§ Task details: State how many lines contain the string "المفسدة", and write nothing else.

§ Data lines:
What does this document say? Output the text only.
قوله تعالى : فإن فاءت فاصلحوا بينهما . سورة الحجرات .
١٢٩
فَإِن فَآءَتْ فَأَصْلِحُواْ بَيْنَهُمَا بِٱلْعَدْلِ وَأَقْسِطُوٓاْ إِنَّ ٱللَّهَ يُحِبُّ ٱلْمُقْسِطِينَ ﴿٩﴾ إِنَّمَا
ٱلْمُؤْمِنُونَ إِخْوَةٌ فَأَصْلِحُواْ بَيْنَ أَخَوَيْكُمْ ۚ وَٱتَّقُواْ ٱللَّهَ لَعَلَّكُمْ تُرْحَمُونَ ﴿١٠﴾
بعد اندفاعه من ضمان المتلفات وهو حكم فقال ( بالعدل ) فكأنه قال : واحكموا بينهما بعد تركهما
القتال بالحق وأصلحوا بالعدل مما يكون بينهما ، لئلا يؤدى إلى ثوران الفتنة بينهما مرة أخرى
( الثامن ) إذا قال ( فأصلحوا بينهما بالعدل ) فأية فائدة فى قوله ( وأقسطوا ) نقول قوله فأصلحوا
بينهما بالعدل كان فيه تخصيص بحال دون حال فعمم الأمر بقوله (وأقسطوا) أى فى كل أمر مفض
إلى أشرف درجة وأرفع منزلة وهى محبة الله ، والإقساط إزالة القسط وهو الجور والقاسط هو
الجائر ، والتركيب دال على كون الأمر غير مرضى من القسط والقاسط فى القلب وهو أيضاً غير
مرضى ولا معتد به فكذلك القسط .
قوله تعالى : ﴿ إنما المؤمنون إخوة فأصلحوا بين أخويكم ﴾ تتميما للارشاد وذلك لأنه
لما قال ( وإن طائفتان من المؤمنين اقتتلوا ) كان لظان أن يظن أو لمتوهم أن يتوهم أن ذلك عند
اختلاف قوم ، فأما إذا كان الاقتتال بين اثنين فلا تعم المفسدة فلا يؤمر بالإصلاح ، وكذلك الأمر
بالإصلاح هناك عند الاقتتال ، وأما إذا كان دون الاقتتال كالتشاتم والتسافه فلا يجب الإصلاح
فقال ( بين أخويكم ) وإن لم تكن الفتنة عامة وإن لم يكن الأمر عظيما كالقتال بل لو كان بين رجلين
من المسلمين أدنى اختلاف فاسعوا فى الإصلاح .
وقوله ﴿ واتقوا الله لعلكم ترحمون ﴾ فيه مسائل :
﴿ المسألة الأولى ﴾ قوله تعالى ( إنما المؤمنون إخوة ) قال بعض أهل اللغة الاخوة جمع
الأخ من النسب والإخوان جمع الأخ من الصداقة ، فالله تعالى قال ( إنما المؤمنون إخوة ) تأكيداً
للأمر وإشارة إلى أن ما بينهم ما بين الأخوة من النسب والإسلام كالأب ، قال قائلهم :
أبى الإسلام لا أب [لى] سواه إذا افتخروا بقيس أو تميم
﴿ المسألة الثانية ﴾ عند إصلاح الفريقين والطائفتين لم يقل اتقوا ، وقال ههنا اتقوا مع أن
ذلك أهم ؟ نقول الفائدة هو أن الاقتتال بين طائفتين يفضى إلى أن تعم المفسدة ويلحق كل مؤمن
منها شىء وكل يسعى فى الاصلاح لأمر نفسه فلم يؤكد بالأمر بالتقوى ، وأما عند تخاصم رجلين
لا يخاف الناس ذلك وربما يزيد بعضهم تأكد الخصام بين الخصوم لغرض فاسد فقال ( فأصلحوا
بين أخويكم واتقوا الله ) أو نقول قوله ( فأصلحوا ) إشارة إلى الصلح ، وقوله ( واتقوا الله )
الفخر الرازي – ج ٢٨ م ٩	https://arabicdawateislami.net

§ Solved problem: 2